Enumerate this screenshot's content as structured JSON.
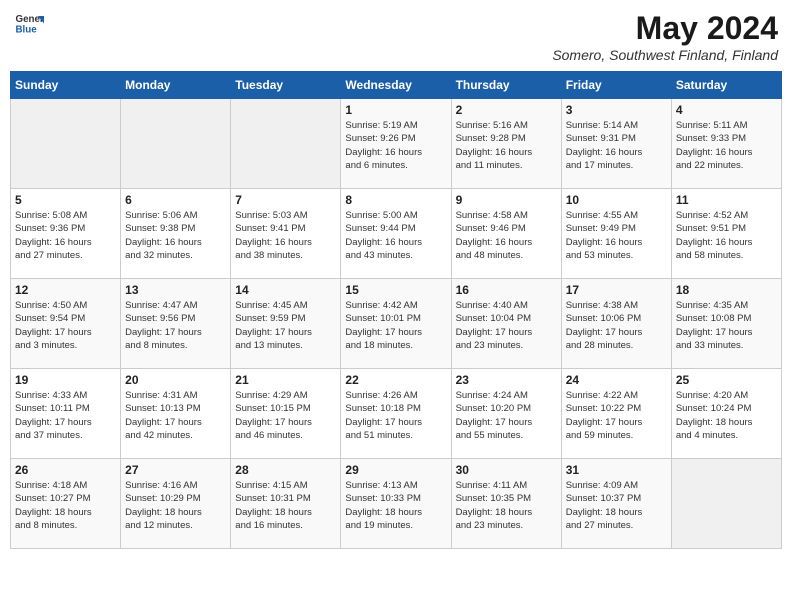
{
  "header": {
    "logo_general": "General",
    "logo_blue": "Blue",
    "month_title": "May 2024",
    "location": "Somero, Southwest Finland, Finland"
  },
  "days_of_week": [
    "Sunday",
    "Monday",
    "Tuesday",
    "Wednesday",
    "Thursday",
    "Friday",
    "Saturday"
  ],
  "weeks": [
    [
      {
        "day": "",
        "info": ""
      },
      {
        "day": "",
        "info": ""
      },
      {
        "day": "",
        "info": ""
      },
      {
        "day": "1",
        "info": "Sunrise: 5:19 AM\nSunset: 9:26 PM\nDaylight: 16 hours\nand 6 minutes."
      },
      {
        "day": "2",
        "info": "Sunrise: 5:16 AM\nSunset: 9:28 PM\nDaylight: 16 hours\nand 11 minutes."
      },
      {
        "day": "3",
        "info": "Sunrise: 5:14 AM\nSunset: 9:31 PM\nDaylight: 16 hours\nand 17 minutes."
      },
      {
        "day": "4",
        "info": "Sunrise: 5:11 AM\nSunset: 9:33 PM\nDaylight: 16 hours\nand 22 minutes."
      }
    ],
    [
      {
        "day": "5",
        "info": "Sunrise: 5:08 AM\nSunset: 9:36 PM\nDaylight: 16 hours\nand 27 minutes."
      },
      {
        "day": "6",
        "info": "Sunrise: 5:06 AM\nSunset: 9:38 PM\nDaylight: 16 hours\nand 32 minutes."
      },
      {
        "day": "7",
        "info": "Sunrise: 5:03 AM\nSunset: 9:41 PM\nDaylight: 16 hours\nand 38 minutes."
      },
      {
        "day": "8",
        "info": "Sunrise: 5:00 AM\nSunset: 9:44 PM\nDaylight: 16 hours\nand 43 minutes."
      },
      {
        "day": "9",
        "info": "Sunrise: 4:58 AM\nSunset: 9:46 PM\nDaylight: 16 hours\nand 48 minutes."
      },
      {
        "day": "10",
        "info": "Sunrise: 4:55 AM\nSunset: 9:49 PM\nDaylight: 16 hours\nand 53 minutes."
      },
      {
        "day": "11",
        "info": "Sunrise: 4:52 AM\nSunset: 9:51 PM\nDaylight: 16 hours\nand 58 minutes."
      }
    ],
    [
      {
        "day": "12",
        "info": "Sunrise: 4:50 AM\nSunset: 9:54 PM\nDaylight: 17 hours\nand 3 minutes."
      },
      {
        "day": "13",
        "info": "Sunrise: 4:47 AM\nSunset: 9:56 PM\nDaylight: 17 hours\nand 8 minutes."
      },
      {
        "day": "14",
        "info": "Sunrise: 4:45 AM\nSunset: 9:59 PM\nDaylight: 17 hours\nand 13 minutes."
      },
      {
        "day": "15",
        "info": "Sunrise: 4:42 AM\nSunset: 10:01 PM\nDaylight: 17 hours\nand 18 minutes."
      },
      {
        "day": "16",
        "info": "Sunrise: 4:40 AM\nSunset: 10:04 PM\nDaylight: 17 hours\nand 23 minutes."
      },
      {
        "day": "17",
        "info": "Sunrise: 4:38 AM\nSunset: 10:06 PM\nDaylight: 17 hours\nand 28 minutes."
      },
      {
        "day": "18",
        "info": "Sunrise: 4:35 AM\nSunset: 10:08 PM\nDaylight: 17 hours\nand 33 minutes."
      }
    ],
    [
      {
        "day": "19",
        "info": "Sunrise: 4:33 AM\nSunset: 10:11 PM\nDaylight: 17 hours\nand 37 minutes."
      },
      {
        "day": "20",
        "info": "Sunrise: 4:31 AM\nSunset: 10:13 PM\nDaylight: 17 hours\nand 42 minutes."
      },
      {
        "day": "21",
        "info": "Sunrise: 4:29 AM\nSunset: 10:15 PM\nDaylight: 17 hours\nand 46 minutes."
      },
      {
        "day": "22",
        "info": "Sunrise: 4:26 AM\nSunset: 10:18 PM\nDaylight: 17 hours\nand 51 minutes."
      },
      {
        "day": "23",
        "info": "Sunrise: 4:24 AM\nSunset: 10:20 PM\nDaylight: 17 hours\nand 55 minutes."
      },
      {
        "day": "24",
        "info": "Sunrise: 4:22 AM\nSunset: 10:22 PM\nDaylight: 17 hours\nand 59 minutes."
      },
      {
        "day": "25",
        "info": "Sunrise: 4:20 AM\nSunset: 10:24 PM\nDaylight: 18 hours\nand 4 minutes."
      }
    ],
    [
      {
        "day": "26",
        "info": "Sunrise: 4:18 AM\nSunset: 10:27 PM\nDaylight: 18 hours\nand 8 minutes."
      },
      {
        "day": "27",
        "info": "Sunrise: 4:16 AM\nSunset: 10:29 PM\nDaylight: 18 hours\nand 12 minutes."
      },
      {
        "day": "28",
        "info": "Sunrise: 4:15 AM\nSunset: 10:31 PM\nDaylight: 18 hours\nand 16 minutes."
      },
      {
        "day": "29",
        "info": "Sunrise: 4:13 AM\nSunset: 10:33 PM\nDaylight: 18 hours\nand 19 minutes."
      },
      {
        "day": "30",
        "info": "Sunrise: 4:11 AM\nSunset: 10:35 PM\nDaylight: 18 hours\nand 23 minutes."
      },
      {
        "day": "31",
        "info": "Sunrise: 4:09 AM\nSunset: 10:37 PM\nDaylight: 18 hours\nand 27 minutes."
      },
      {
        "day": "",
        "info": ""
      }
    ]
  ]
}
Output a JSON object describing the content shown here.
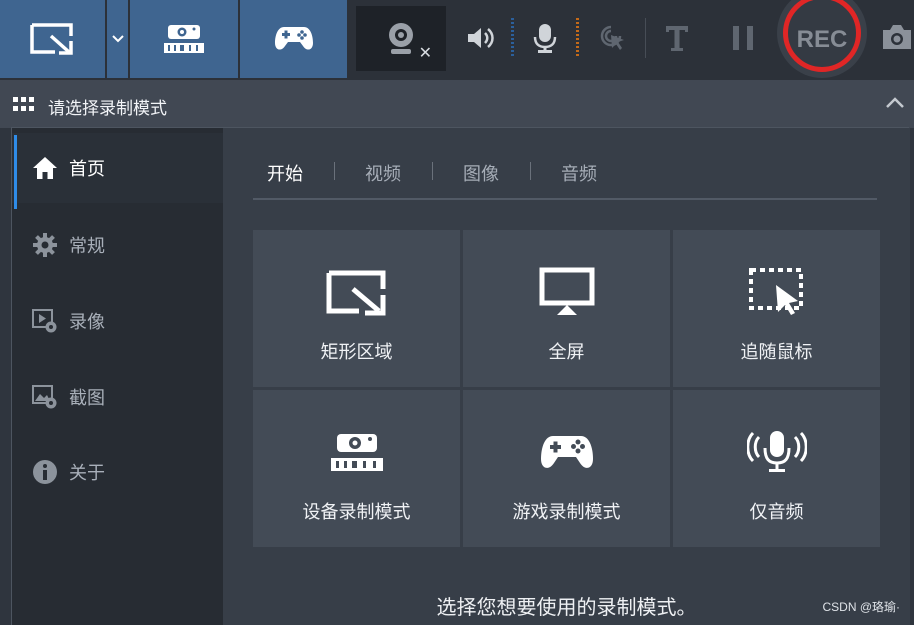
{
  "toolbar": {
    "rec_label": "REC"
  },
  "header": {
    "title": "请选择录制模式"
  },
  "sidebar": {
    "items": [
      {
        "label": "首页",
        "icon": "home-icon"
      },
      {
        "label": "常规",
        "icon": "gear-icon"
      },
      {
        "label": "录像",
        "icon": "video-settings-icon"
      },
      {
        "label": "截图",
        "icon": "image-settings-icon"
      },
      {
        "label": "关于",
        "icon": "info-icon"
      }
    ]
  },
  "tabs": [
    {
      "label": "开始"
    },
    {
      "label": "视频"
    },
    {
      "label": "图像"
    },
    {
      "label": "音频"
    }
  ],
  "tiles": [
    {
      "label": "矩形区域",
      "icon": "rectangle-area-icon"
    },
    {
      "label": "全屏",
      "icon": "monitor-icon"
    },
    {
      "label": "追随鼠标",
      "icon": "follow-cursor-icon"
    },
    {
      "label": "设备录制模式",
      "icon": "hdmi-icon"
    },
    {
      "label": "游戏录制模式",
      "icon": "gamepad-icon"
    },
    {
      "label": "仅音频",
      "icon": "microphone-icon"
    }
  ],
  "hint": "选择您想要使用的录制模式。",
  "watermark": "CSDN @珞瑜·",
  "colors": {
    "accent": "#2f8ce8",
    "mode_button": "#3f6590",
    "rec_ring": "#e02626"
  }
}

_What you should do_
Copy each line above containing the string "icon".

_Solved exercise_
        "icon": "home-icon"
        "icon": "gear-icon"
        "icon": "video-settings-icon"
        "icon": "image-settings-icon"
        "icon": "info-icon"
      "icon": "rectangle-area-icon"
      "icon": "monitor-icon"
      "icon": "follow-cursor-icon"
      "icon": "hdmi-icon"
      "icon": "gamepad-icon"
      "icon": "microphone-icon"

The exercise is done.